[Chart and figure data]
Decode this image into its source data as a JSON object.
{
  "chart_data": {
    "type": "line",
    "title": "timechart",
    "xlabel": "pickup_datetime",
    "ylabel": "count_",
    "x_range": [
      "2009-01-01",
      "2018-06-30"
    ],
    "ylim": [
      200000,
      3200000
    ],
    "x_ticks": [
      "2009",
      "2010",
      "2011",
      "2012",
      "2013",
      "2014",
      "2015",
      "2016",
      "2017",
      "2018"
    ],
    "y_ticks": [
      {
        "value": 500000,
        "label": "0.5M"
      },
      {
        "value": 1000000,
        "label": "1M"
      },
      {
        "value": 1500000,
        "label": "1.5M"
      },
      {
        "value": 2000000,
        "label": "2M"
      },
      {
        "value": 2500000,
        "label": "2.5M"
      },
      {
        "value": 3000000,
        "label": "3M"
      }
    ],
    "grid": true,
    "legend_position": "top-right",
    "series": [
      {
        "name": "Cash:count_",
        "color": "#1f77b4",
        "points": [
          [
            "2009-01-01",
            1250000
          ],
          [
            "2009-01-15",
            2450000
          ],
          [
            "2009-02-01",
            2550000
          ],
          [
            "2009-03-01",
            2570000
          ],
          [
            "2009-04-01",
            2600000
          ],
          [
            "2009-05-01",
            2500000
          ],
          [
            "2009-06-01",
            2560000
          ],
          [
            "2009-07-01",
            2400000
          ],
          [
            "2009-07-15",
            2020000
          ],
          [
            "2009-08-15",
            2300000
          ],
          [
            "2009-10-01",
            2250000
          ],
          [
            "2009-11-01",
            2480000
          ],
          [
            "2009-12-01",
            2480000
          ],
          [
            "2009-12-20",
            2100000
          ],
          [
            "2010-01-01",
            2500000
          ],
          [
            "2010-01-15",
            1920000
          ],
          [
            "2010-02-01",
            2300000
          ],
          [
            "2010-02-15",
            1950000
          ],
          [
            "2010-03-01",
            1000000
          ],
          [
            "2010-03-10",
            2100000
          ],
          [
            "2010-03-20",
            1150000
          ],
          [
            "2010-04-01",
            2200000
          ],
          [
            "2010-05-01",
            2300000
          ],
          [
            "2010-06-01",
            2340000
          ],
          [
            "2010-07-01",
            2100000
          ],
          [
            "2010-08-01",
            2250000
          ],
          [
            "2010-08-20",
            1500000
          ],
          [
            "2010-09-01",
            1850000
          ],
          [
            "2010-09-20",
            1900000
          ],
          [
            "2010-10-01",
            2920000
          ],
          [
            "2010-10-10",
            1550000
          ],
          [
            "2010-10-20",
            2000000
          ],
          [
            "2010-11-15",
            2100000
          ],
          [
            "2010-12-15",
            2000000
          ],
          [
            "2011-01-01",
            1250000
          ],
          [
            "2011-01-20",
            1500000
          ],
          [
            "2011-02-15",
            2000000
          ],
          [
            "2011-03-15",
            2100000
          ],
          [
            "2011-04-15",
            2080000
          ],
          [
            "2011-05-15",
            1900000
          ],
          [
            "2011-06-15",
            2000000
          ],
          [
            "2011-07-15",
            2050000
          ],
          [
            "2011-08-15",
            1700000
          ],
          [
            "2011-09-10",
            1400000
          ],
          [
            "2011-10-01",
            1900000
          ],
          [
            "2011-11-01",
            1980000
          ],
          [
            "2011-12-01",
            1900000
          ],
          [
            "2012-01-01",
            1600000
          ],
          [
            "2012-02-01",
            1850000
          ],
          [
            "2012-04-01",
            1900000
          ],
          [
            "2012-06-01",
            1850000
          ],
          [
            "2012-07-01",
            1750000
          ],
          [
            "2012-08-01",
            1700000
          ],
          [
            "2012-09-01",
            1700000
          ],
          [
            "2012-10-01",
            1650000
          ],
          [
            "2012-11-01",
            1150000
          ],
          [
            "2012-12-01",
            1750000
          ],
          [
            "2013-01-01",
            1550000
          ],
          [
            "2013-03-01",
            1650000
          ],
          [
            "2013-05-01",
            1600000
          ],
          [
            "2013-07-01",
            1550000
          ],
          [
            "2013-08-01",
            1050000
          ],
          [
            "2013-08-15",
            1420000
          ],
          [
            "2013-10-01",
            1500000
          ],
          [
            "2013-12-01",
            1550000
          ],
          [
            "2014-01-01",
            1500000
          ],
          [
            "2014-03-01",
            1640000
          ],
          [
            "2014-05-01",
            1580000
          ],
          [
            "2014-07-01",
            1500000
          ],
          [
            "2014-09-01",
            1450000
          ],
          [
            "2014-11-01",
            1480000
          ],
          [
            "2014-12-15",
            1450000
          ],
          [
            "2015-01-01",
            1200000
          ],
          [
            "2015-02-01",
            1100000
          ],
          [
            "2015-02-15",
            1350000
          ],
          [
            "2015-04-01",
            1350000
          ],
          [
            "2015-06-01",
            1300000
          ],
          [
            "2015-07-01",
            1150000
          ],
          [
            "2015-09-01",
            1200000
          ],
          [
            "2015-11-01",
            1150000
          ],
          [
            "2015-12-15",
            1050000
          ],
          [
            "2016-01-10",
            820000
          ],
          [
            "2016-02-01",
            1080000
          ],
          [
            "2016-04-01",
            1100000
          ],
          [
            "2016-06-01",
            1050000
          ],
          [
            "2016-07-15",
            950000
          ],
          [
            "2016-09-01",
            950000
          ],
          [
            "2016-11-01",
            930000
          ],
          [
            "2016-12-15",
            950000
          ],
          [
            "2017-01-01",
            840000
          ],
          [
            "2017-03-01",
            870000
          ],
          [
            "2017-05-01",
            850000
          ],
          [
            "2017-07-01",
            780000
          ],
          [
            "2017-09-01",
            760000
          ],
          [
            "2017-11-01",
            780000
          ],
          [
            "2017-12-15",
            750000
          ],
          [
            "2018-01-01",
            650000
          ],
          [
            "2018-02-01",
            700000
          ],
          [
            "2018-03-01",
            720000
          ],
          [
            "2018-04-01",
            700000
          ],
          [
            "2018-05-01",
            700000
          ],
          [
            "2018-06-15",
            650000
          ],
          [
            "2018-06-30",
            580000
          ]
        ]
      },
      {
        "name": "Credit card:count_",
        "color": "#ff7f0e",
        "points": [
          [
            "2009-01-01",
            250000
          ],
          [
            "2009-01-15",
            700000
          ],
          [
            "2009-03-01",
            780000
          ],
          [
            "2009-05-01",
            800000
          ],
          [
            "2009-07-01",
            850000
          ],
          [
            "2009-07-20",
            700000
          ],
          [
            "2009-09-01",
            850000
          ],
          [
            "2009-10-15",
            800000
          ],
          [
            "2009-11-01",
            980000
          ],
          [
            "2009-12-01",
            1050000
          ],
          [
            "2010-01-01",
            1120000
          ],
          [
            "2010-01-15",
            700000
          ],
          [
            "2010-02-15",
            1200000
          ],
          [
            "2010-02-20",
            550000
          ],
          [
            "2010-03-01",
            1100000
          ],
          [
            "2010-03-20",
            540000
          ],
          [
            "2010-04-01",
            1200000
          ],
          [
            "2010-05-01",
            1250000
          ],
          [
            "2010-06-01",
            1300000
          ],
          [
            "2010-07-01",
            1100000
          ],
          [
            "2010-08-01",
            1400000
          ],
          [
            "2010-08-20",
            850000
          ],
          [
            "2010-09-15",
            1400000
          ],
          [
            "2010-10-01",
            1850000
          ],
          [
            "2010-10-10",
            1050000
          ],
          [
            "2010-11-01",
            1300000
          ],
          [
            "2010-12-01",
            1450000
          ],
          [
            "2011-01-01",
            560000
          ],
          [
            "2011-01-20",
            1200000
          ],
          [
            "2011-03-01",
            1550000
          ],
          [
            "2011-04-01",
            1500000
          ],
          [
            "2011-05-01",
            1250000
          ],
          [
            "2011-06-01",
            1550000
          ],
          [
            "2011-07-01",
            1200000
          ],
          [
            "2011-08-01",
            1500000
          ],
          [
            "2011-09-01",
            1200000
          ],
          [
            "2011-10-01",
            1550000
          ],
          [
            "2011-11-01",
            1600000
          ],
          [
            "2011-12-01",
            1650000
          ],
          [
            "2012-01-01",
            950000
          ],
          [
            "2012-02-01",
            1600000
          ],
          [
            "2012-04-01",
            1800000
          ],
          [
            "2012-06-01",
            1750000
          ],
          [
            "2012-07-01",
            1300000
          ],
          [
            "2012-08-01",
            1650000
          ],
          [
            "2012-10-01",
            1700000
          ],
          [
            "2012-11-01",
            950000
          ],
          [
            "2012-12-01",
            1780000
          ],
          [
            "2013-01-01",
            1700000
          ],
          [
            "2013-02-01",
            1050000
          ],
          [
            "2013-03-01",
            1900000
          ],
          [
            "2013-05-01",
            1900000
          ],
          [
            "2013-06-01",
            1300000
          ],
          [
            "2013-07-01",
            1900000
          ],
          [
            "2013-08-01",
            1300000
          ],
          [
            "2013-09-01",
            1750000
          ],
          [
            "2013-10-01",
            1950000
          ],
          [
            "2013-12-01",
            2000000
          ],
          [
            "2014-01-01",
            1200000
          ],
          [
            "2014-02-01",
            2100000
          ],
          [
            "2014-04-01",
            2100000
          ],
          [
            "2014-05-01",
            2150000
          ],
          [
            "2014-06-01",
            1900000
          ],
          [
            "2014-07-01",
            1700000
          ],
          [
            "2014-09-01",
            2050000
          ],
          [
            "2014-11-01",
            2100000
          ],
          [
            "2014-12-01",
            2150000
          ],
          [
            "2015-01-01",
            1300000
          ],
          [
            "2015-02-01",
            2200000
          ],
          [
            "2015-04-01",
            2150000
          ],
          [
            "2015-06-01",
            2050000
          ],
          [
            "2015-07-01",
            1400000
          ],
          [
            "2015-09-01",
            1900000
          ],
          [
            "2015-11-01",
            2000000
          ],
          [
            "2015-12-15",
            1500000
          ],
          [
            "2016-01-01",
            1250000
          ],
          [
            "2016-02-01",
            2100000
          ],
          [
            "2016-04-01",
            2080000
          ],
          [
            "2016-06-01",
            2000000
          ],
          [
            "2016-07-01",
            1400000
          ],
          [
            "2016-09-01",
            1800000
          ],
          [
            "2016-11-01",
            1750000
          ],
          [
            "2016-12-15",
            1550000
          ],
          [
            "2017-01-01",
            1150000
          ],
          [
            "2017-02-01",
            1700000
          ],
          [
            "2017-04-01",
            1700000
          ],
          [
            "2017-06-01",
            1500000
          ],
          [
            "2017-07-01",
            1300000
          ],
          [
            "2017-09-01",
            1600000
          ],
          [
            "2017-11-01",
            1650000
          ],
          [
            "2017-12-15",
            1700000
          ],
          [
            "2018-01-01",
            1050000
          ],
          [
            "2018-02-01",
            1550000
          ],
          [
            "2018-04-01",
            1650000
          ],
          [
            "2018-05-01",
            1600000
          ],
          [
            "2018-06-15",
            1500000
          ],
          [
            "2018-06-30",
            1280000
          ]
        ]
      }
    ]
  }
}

## Given exercise:
Display every line of the listing that contains the string "name".

## Complete response:
        "name": "Cash:count_",
        "name": "Credit card:count_",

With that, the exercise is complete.